** begin **

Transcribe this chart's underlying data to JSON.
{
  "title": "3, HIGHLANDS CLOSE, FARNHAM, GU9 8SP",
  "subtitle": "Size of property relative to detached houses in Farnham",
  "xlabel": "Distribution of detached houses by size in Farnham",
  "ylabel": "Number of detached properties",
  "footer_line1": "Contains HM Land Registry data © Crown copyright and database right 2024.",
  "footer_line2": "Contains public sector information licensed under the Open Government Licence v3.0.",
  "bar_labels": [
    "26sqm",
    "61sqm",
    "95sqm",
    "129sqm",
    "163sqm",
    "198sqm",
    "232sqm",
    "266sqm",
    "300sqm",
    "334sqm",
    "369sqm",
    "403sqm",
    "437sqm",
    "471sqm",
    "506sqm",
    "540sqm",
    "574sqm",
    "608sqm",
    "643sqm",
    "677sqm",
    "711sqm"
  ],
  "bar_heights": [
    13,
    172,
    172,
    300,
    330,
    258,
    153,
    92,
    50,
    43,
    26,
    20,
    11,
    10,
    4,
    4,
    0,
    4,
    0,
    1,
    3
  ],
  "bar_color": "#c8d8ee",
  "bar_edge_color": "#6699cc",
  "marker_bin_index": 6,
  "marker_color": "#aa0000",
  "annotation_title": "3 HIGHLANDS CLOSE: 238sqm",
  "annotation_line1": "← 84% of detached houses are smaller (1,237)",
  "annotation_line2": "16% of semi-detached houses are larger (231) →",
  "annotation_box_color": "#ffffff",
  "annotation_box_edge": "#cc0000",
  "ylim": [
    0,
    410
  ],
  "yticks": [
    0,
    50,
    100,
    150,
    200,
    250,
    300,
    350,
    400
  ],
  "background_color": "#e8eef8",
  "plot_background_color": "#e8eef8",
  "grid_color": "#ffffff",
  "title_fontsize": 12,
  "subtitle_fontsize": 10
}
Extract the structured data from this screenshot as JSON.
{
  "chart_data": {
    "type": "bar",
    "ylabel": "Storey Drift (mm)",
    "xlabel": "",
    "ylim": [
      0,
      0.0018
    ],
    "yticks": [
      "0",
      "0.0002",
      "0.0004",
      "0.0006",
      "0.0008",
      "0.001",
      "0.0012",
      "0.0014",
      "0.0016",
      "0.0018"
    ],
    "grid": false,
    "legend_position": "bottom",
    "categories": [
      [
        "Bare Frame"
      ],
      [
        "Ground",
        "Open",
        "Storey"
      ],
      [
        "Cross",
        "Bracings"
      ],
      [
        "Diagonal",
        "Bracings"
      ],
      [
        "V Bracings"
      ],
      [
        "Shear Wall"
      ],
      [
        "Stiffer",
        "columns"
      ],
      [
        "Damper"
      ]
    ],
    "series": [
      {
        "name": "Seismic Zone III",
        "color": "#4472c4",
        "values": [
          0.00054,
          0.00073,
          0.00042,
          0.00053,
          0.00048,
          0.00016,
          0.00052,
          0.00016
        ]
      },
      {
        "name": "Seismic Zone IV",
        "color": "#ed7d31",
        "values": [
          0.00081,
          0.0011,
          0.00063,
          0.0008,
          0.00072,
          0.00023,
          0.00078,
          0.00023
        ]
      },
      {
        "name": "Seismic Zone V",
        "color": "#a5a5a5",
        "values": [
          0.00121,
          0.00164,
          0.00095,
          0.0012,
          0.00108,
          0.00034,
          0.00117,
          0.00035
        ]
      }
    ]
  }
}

** end **

_What the task requires_: Return the lines of the records that include the string "JSON".

_Task result_:
Transcribe this chart's underlying data to JSON.
Extract the structured data from this screenshot as JSON.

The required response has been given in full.